**Requirements**
Report how many lines contain "text"; state the number and nothing else.

(Data records)
+--
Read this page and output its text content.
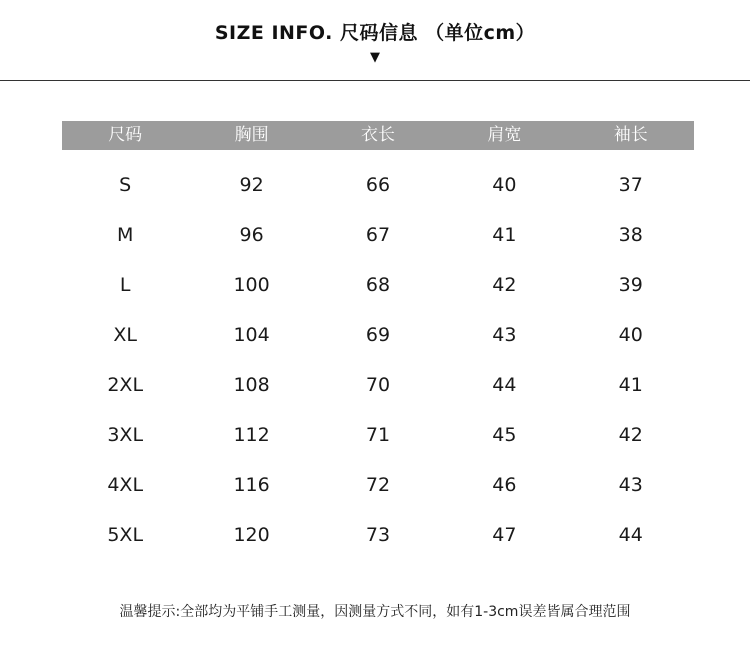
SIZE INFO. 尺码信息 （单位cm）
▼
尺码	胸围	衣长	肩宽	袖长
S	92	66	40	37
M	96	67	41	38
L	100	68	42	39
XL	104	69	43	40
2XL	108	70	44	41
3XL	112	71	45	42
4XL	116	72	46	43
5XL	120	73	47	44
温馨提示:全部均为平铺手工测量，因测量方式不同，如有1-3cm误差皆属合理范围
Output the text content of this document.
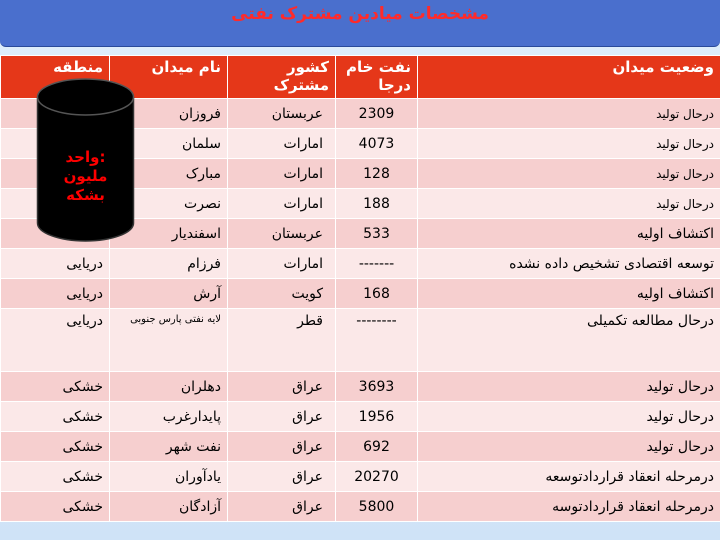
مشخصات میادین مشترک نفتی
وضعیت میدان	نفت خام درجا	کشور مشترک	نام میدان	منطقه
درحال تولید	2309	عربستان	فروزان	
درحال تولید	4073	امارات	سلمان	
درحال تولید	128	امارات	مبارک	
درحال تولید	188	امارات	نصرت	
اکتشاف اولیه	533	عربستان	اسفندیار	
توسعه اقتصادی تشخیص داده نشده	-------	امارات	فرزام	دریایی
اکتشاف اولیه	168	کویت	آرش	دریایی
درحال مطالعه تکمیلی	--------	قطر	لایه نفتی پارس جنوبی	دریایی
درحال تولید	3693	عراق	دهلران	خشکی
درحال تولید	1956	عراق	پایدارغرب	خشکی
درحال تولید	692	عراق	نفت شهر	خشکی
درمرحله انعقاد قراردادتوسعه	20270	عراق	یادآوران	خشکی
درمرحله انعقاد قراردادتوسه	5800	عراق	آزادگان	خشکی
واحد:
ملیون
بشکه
+--
**Full output**
2